## What is required
Extract the full listing below without altering a single character.

## Records provided
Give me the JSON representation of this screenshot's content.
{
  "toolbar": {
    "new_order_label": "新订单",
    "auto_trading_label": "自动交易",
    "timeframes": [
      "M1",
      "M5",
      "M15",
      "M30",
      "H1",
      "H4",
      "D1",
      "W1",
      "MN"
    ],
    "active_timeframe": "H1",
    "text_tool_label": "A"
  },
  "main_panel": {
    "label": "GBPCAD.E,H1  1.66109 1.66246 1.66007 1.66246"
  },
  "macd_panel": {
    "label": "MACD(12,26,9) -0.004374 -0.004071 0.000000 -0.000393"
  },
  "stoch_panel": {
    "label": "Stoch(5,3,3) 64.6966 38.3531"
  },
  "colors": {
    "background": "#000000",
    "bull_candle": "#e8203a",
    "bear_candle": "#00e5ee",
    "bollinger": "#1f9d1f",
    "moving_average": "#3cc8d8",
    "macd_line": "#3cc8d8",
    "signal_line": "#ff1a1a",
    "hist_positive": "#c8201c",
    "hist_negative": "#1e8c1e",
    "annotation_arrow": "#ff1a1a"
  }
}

## Answer to the exercise
Give me the JSON representation of this screenshot's content.
{
  "toolbar": {
    "new_order_label": "新订单",
    "auto_trading_label": "自动交易",
    "timeframes": [
      "M1",
      "M5",
      "M15",
      "M30",
      "H1",
      "H4",
      "D1",
      "W1",
      "MN"
    ],
    "active_timeframe": "H1",
    "text_tool_label": "A"
  },
  "main_panel": {
    "label": "GBPCAD.E,H1  1.66109 1.66246 1.66007 1.66246"
  },
  "macd_panel": {
    "label": "MACD(12,26,9) -0.004374 -0.004071 0.000000 -0.000393"
  },
  "stoch_panel": {
    "label": "Stoch(5,3,3) 64.6966 38.3531"
  },
  "colors": {
    "background": "#000000",
    "bull_candle": "#e8203a",
    "bear_candle": "#00e5ee",
    "bollinger": "#1f9d1f",
    "moving_average": "#3cc8d8",
    "macd_line": "#3cc8d8",
    "signal_line": "#ff1a1a",
    "hist_positive": "#c8201c",
    "hist_negative": "#1e8c1e",
    "annotation_arrow": "#ff1a1a"
  }
}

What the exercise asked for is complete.